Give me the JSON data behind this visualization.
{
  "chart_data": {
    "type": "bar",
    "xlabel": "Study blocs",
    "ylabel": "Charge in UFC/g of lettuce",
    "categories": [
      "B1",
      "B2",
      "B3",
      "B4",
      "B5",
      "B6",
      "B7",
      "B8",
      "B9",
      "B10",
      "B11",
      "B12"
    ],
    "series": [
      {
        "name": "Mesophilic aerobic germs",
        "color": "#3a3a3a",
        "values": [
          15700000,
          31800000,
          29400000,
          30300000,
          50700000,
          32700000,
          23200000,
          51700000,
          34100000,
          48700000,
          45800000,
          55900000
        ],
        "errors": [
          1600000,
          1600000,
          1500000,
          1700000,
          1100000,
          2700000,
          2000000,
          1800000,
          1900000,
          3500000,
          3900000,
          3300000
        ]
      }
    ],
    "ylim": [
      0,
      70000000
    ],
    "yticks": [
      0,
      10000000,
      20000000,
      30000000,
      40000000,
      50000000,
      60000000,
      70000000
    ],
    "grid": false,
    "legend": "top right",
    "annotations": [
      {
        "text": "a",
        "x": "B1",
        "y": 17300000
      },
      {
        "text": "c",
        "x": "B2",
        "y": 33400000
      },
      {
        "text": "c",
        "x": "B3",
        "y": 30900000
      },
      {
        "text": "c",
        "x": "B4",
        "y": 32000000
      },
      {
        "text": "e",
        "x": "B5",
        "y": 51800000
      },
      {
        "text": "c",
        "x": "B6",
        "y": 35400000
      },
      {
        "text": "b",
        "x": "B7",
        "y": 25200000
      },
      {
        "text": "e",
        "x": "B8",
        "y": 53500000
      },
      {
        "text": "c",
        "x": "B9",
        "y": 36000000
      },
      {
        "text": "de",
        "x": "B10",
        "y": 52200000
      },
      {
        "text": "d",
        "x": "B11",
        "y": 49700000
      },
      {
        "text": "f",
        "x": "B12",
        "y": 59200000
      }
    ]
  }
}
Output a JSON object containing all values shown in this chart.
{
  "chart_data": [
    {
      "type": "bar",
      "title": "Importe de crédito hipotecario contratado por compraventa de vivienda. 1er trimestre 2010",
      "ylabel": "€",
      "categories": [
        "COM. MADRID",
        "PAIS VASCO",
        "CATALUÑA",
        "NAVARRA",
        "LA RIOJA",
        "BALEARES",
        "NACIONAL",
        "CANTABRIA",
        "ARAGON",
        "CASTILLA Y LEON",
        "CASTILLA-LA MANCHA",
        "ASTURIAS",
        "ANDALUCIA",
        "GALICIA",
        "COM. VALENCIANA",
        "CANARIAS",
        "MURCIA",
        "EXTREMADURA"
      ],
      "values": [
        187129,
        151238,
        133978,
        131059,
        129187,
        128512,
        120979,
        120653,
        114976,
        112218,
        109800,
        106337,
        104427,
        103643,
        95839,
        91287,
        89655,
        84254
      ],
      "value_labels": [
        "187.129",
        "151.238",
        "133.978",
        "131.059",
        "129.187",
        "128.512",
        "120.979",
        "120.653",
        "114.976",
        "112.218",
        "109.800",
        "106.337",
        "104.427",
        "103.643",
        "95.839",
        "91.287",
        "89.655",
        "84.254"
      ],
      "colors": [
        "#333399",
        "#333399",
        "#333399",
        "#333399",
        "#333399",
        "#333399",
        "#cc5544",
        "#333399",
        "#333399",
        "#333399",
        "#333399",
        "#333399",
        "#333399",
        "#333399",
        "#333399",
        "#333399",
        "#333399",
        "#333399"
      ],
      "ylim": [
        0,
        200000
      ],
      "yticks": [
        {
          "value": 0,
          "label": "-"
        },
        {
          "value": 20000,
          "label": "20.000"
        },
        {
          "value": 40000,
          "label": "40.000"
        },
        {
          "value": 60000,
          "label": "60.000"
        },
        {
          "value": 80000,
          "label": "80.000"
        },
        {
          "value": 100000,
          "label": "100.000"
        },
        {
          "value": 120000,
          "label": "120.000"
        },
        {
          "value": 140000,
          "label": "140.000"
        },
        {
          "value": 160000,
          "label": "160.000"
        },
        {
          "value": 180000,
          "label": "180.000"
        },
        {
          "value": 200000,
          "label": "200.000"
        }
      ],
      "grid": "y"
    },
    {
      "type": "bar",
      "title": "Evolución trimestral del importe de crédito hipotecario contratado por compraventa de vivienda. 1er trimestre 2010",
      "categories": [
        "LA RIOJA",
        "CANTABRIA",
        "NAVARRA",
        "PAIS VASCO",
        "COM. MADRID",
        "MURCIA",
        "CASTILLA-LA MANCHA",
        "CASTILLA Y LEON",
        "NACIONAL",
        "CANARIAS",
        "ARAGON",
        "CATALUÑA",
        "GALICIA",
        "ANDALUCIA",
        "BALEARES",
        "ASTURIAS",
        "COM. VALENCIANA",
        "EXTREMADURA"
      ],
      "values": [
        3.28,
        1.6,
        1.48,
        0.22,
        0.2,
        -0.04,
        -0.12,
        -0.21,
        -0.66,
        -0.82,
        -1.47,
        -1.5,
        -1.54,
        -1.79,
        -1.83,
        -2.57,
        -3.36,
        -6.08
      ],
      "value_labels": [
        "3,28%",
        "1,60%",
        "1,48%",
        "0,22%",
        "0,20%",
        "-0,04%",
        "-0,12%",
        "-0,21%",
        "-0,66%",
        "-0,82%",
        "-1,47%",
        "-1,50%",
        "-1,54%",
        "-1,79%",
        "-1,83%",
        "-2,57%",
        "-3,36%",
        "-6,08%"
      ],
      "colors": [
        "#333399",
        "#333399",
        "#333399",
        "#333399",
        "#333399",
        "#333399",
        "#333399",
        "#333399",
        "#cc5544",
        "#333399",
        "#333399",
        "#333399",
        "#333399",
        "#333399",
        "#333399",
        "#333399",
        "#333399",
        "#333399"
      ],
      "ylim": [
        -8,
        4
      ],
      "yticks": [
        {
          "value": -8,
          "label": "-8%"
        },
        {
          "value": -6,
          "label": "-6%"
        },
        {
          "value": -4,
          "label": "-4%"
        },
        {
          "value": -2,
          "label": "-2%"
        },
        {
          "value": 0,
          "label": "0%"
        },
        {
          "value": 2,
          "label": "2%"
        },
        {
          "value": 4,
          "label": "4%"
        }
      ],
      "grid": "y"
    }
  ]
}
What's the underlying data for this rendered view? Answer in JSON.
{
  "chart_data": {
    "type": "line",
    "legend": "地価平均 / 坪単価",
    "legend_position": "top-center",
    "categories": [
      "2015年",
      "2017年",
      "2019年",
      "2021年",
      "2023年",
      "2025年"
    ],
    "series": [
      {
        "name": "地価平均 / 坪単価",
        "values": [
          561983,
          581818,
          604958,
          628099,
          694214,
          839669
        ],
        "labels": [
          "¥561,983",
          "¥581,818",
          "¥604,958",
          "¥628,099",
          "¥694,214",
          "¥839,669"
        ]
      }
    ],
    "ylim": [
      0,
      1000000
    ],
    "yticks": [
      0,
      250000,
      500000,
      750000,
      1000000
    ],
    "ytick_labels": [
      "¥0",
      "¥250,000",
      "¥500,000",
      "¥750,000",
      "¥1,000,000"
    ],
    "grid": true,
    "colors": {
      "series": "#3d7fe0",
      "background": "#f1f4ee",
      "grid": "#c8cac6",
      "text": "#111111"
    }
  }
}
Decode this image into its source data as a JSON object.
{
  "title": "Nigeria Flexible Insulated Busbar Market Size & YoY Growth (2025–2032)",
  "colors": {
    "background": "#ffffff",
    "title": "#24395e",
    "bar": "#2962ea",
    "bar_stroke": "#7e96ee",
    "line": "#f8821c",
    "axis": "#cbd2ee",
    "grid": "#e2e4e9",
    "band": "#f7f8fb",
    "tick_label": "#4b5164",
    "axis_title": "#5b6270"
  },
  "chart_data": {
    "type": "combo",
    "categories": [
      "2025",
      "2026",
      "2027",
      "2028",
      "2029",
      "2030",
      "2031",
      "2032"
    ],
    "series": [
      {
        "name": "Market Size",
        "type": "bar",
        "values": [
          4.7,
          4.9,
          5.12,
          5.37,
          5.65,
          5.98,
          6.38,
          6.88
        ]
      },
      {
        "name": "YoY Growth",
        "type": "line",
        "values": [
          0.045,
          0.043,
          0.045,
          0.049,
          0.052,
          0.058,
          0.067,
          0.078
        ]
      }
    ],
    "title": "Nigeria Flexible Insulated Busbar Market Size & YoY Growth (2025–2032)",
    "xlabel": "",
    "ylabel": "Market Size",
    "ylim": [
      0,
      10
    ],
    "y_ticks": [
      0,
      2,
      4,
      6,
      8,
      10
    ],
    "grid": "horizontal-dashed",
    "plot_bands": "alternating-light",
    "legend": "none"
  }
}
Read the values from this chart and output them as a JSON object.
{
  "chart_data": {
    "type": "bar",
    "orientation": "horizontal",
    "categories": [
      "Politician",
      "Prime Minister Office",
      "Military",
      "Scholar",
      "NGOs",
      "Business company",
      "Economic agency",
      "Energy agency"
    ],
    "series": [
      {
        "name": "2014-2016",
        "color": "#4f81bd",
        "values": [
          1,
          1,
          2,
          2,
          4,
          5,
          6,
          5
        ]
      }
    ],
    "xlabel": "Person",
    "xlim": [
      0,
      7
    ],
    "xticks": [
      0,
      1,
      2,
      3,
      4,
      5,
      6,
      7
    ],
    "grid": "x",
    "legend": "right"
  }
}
# # # #
— WRITTEN EXERCISE —
Find each line holding "type". Copy it out.

— CORRECT OUTPUT —
    "type": "bar",
      "type": "bar",
      "type": "bar",
    "type": "line",
    "type": "combo",
        "type": "bar",
        "type": "line",
    "type": "bar",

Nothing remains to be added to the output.